Aim = Return the entries verbatim and drop every picture.

Records shown =

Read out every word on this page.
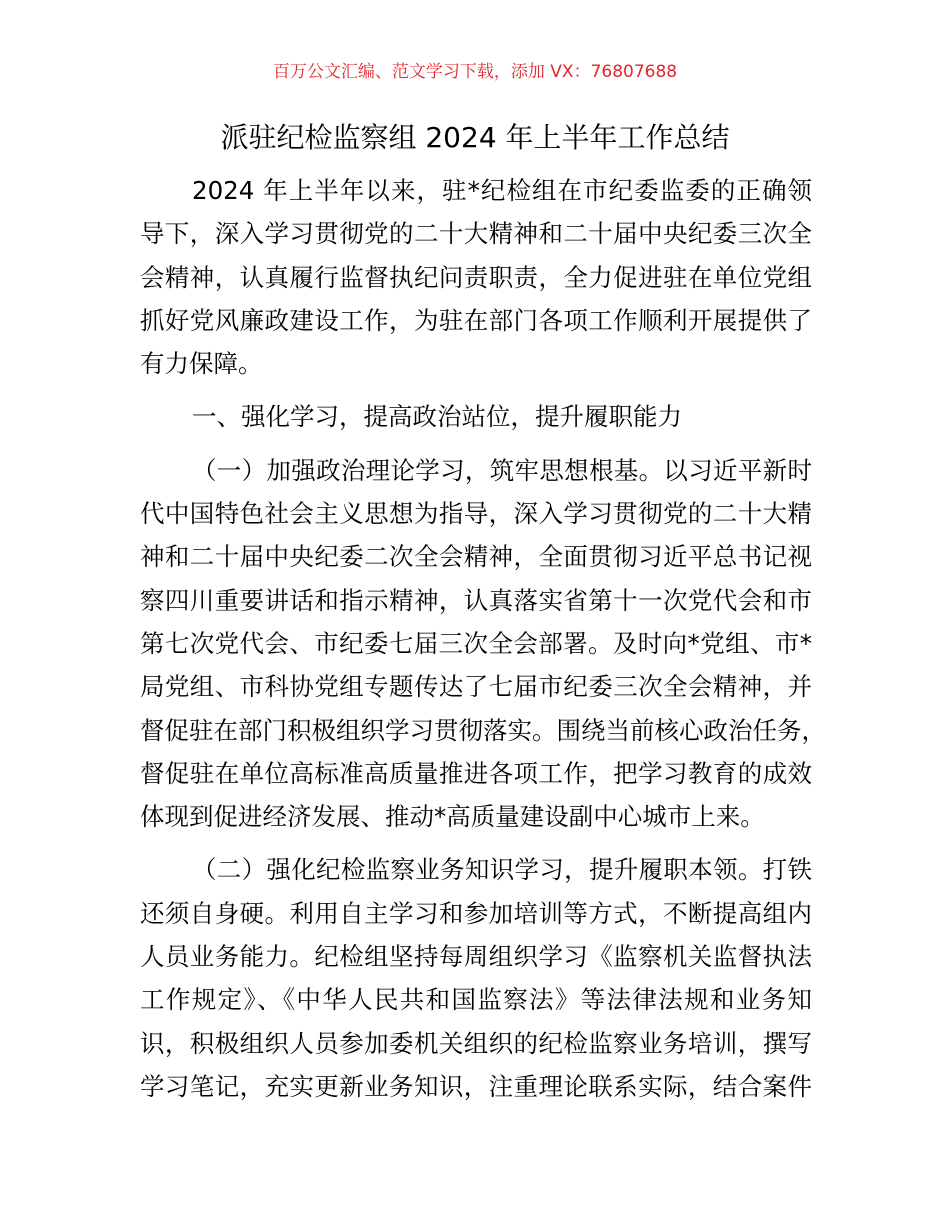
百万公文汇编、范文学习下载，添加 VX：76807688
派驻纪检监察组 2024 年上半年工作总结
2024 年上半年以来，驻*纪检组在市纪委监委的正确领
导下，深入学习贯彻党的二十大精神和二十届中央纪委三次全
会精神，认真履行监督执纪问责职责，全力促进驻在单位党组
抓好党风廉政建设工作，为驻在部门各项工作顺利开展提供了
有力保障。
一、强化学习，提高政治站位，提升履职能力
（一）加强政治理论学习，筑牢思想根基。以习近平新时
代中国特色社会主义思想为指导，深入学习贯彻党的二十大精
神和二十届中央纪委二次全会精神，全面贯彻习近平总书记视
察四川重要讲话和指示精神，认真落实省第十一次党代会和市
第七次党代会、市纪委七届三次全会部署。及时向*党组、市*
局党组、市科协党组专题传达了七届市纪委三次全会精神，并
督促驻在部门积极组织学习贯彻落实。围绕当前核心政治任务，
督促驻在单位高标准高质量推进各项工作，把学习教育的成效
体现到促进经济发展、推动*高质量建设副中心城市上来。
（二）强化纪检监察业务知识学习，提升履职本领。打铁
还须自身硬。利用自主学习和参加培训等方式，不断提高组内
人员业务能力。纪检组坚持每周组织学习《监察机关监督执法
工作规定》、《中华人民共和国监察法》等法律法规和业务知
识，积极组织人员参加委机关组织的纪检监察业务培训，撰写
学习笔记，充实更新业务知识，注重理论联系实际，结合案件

Finished answer =
Read out every word on this page.
百万公文汇编、范文学习下载，添加 VX：76807688
派驻纪检监察组 2024 年上半年工作总结
2024 年上半年以来，驻*纪检组在市纪委监委的正确领
导下，深入学习贯彻党的二十大精神和二十届中央纪委三次全
会精神，认真履行监督执纪问责职责，全力促进驻在单位党组
抓好党风廉政建设工作，为驻在部门各项工作顺利开展提供了
有力保障。
一、强化学习，提高政治站位，提升履职能力
（一）加强政治理论学习，筑牢思想根基。以习近平新时
代中国特色社会主义思想为指导，深入学习贯彻党的二十大精
神和二十届中央纪委二次全会精神，全面贯彻习近平总书记视
察四川重要讲话和指示精神，认真落实省第十一次党代会和市
第七次党代会、市纪委七届三次全会部署。及时向*党组、市*
局党组、市科协党组专题传达了七届市纪委三次全会精神，并
督促驻在部门积极组织学习贯彻落实。围绕当前核心政治任务，
督促驻在单位高标准高质量推进各项工作，把学习教育的成效
体现到促进经济发展、推动*高质量建设副中心城市上来。
（二）强化纪检监察业务知识学习，提升履职本领。打铁
还须自身硬。利用自主学习和参加培训等方式，不断提高组内
人员业务能力。纪检组坚持每周组织学习《监察机关监督执法
工作规定》、《中华人民共和国监察法》等法律法规和业务知
识，积极组织人员参加委机关组织的纪检监察业务培训，撰写
学习笔记，充实更新业务知识，注重理论联系实际，结合案件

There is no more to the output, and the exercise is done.